- **What is required**: Look through the lines below and extract each one that contains "color".

- **Exercise inputs**:
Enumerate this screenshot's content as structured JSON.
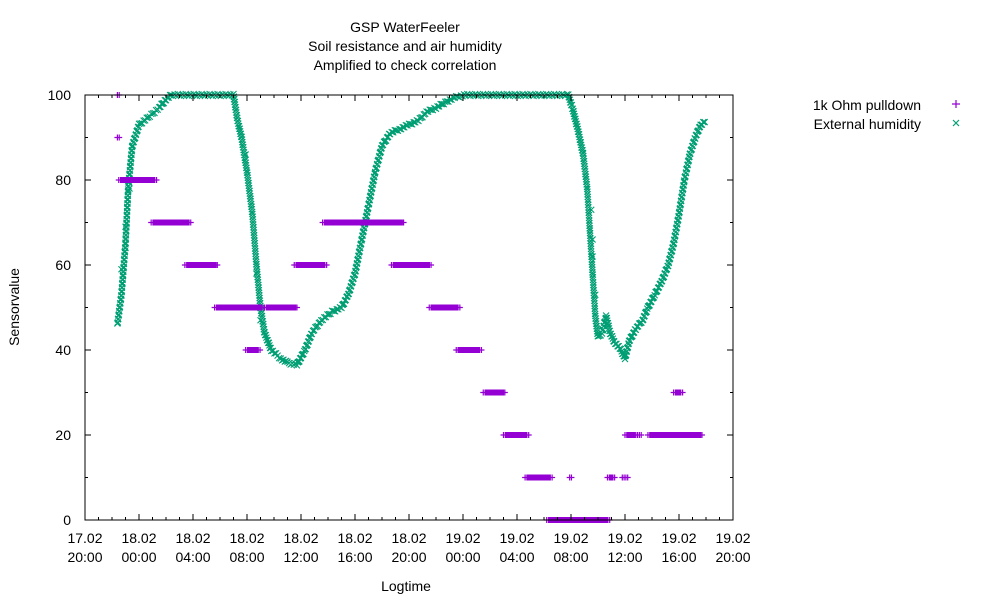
{
  "chart_data": {
    "type": "scatter",
    "title_lines": [
      "GSP WaterFeeler",
      "Soil resistance and air humidity",
      "Amplified to check correlation"
    ],
    "xlabel": "Logtime",
    "ylabel": "Sensorvalue",
    "xlim_hours": [
      0,
      48
    ],
    "ylim": [
      0,
      100
    ],
    "x_ticks": [
      {
        "h": 0,
        "date": "17.02",
        "time": "20:00"
      },
      {
        "h": 4,
        "date": "18.02",
        "time": "00:00"
      },
      {
        "h": 8,
        "date": "18.02",
        "time": "04:00"
      },
      {
        "h": 12,
        "date": "18.02",
        "time": "08:00"
      },
      {
        "h": 16,
        "date": "18.02",
        "time": "12:00"
      },
      {
        "h": 20,
        "date": "18.02",
        "time": "16:00"
      },
      {
        "h": 24,
        "date": "18.02",
        "time": "20:00"
      },
      {
        "h": 28,
        "date": "19.02",
        "time": "00:00"
      },
      {
        "h": 32,
        "date": "19.02",
        "time": "04:00"
      },
      {
        "h": 36,
        "date": "19.02",
        "time": "08:00"
      },
      {
        "h": 40,
        "date": "19.02",
        "time": "12:00"
      },
      {
        "h": 44,
        "date": "19.02",
        "time": "16:00"
      },
      {
        "h": 48,
        "date": "19.02",
        "time": "20:00"
      }
    ],
    "y_ticks": [
      "0",
      "20",
      "40",
      "60",
      "80",
      "100"
    ],
    "legend_position": "outside-right-top",
    "series": [
      {
        "name": "1k Ohm pulldown",
        "color": "#9400d3",
        "marker": "plus",
        "segments": [
          [
            2.4,
            2.6,
            100
          ],
          [
            2.4,
            2.6,
            90
          ],
          [
            2.5,
            5.3,
            80
          ],
          [
            4.9,
            7.9,
            70
          ],
          [
            7.4,
            9.9,
            60
          ],
          [
            9.6,
            13.2,
            50
          ],
          [
            11.9,
            13.0,
            40
          ],
          [
            13.3,
            15.8,
            50
          ],
          [
            15.5,
            17.9,
            60
          ],
          [
            17.6,
            23.7,
            70
          ],
          [
            22.7,
            25.7,
            60
          ],
          [
            25.5,
            27.8,
            50
          ],
          [
            27.5,
            29.4,
            40
          ],
          [
            29.5,
            31.2,
            30
          ],
          [
            31.0,
            32.9,
            20
          ],
          [
            32.6,
            34.6,
            10
          ],
          [
            34.2,
            38.9,
            0
          ],
          [
            35.9,
            36.1,
            10
          ],
          [
            38.7,
            39.3,
            10
          ],
          [
            39.8,
            40.2,
            10
          ],
          [
            40.0,
            40.9,
            20
          ],
          [
            40.8,
            41.2,
            20
          ],
          [
            41.7,
            45.8,
            20
          ],
          [
            43.6,
            44.3,
            30
          ]
        ]
      },
      {
        "name": "External humidity",
        "color": "#009e73",
        "marker": "cross",
        "curve": [
          [
            2.4,
            46
          ],
          [
            2.7,
            53
          ],
          [
            3.0,
            65
          ],
          [
            3.2,
            78
          ],
          [
            3.5,
            88
          ],
          [
            4.0,
            93
          ],
          [
            4.8,
            95
          ],
          [
            5.5,
            97
          ],
          [
            6.0,
            99
          ],
          [
            6.4,
            100
          ],
          [
            11.0,
            100
          ],
          [
            11.3,
            94
          ],
          [
            11.6,
            90
          ],
          [
            12.0,
            82
          ],
          [
            12.4,
            72
          ],
          [
            12.7,
            60
          ],
          [
            13.0,
            50
          ],
          [
            13.3,
            44
          ],
          [
            13.8,
            40
          ],
          [
            14.5,
            38
          ],
          [
            15.0,
            37
          ],
          [
            15.7,
            36.5
          ],
          [
            16.3,
            40
          ],
          [
            16.8,
            44
          ],
          [
            17.5,
            47
          ],
          [
            18.3,
            49
          ],
          [
            19.0,
            50
          ],
          [
            19.5,
            53
          ],
          [
            20.0,
            58
          ],
          [
            20.5,
            66
          ],
          [
            21.0,
            74
          ],
          [
            21.5,
            82
          ],
          [
            22.0,
            88
          ],
          [
            22.6,
            91
          ],
          [
            23.3,
            92
          ],
          [
            24.0,
            93
          ],
          [
            24.7,
            94
          ],
          [
            25.3,
            96
          ],
          [
            26.0,
            97
          ],
          [
            26.8,
            98.5
          ],
          [
            27.5,
            99.5
          ],
          [
            28.2,
            100
          ],
          [
            35.8,
            100
          ],
          [
            36.1,
            97
          ],
          [
            36.5,
            92
          ],
          [
            36.9,
            86
          ],
          [
            37.2,
            78
          ],
          [
            37.4,
            68
          ],
          [
            37.6,
            58
          ],
          [
            37.8,
            48
          ],
          [
            38.0,
            43
          ],
          [
            38.3,
            44
          ],
          [
            38.6,
            48
          ],
          [
            38.9,
            44
          ],
          [
            39.2,
            42
          ],
          [
            39.7,
            40
          ],
          [
            40.0,
            38
          ],
          [
            40.3,
            42
          ],
          [
            40.8,
            45
          ],
          [
            41.3,
            47
          ],
          [
            41.7,
            50
          ],
          [
            42.2,
            53
          ],
          [
            42.7,
            56
          ],
          [
            43.2,
            60
          ],
          [
            43.6,
            65
          ],
          [
            44.0,
            72
          ],
          [
            44.4,
            80
          ],
          [
            44.8,
            86
          ],
          [
            45.2,
            90
          ],
          [
            45.6,
            93
          ],
          [
            46.0,
            94
          ]
        ],
        "scatter_outliers": [
          [
            2.7,
            59
          ],
          [
            3.0,
            64
          ],
          [
            3.0,
            69
          ],
          [
            3.3,
            78
          ],
          [
            11.9,
            86
          ],
          [
            12.7,
            58
          ],
          [
            13.0,
            47
          ],
          [
            37.5,
            73
          ],
          [
            37.6,
            66
          ],
          [
            37.6,
            62
          ],
          [
            37.8,
            53
          ]
        ]
      }
    ]
  }
}
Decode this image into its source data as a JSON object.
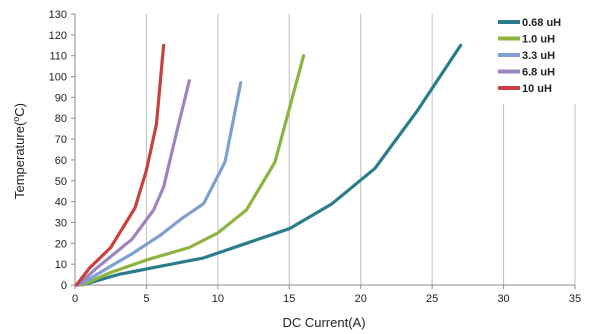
{
  "chart_data": {
    "type": "line",
    "title": "",
    "xlabel": "DC Current(A)",
    "ylabel_main": "Temperature(",
    "ylabel_sup": "o",
    "ylabel_end": "C)",
    "xlim": [
      0,
      35
    ],
    "ylim": [
      0,
      130
    ],
    "xticks": [
      0,
      5,
      10,
      15,
      20,
      25,
      30,
      35
    ],
    "yticks": [
      0,
      10,
      20,
      30,
      40,
      50,
      60,
      70,
      80,
      90,
      100,
      110,
      120,
      130
    ],
    "grid": {
      "vertical": true,
      "horizontal": false
    },
    "legend_position": "top-right",
    "series": [
      {
        "name": "0.68 uH",
        "color": "#2b7d8c",
        "x": [
          0.5,
          3,
          6,
          9,
          12,
          15,
          18,
          21,
          24,
          27
        ],
        "y": [
          0,
          5,
          9,
          13,
          20,
          27,
          39,
          56,
          84,
          115
        ]
      },
      {
        "name": "1.0 uH",
        "color": "#8db43e",
        "x": [
          0.5,
          2.5,
          5,
          8,
          10,
          12,
          14,
          16
        ],
        "y": [
          0,
          6,
          12,
          18,
          25,
          36,
          59,
          110
        ]
      },
      {
        "name": "3.3 uH",
        "color": "#7f9fd0",
        "x": [
          0.3,
          2,
          4,
          6,
          7.5,
          9,
          10.5,
          11.6
        ],
        "y": [
          0,
          7,
          15,
          24,
          32,
          39,
          59,
          97
        ]
      },
      {
        "name": "6.8 uH",
        "color": "#9c84bd",
        "x": [
          0.2,
          1.5,
          4,
          5.5,
          6.2,
          7,
          8
        ],
        "y": [
          0,
          8,
          22,
          36,
          47,
          70,
          98
        ]
      },
      {
        "name": "10 uH",
        "color": "#c8413e",
        "x": [
          0.1,
          1,
          2.5,
          4.2,
          5,
          5.7,
          6.2
        ],
        "y": [
          0,
          8,
          18,
          37,
          55,
          77,
          115
        ]
      }
    ]
  }
}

- **Reply**:
        "color": "#9400d3",
        "color": "#009e73",
        "color": "#2b7d8c",
        "color": "#8db43e",
        "color": "#7f9fd0",
        "color": "#9c84bd",
        "color": "#c8413e",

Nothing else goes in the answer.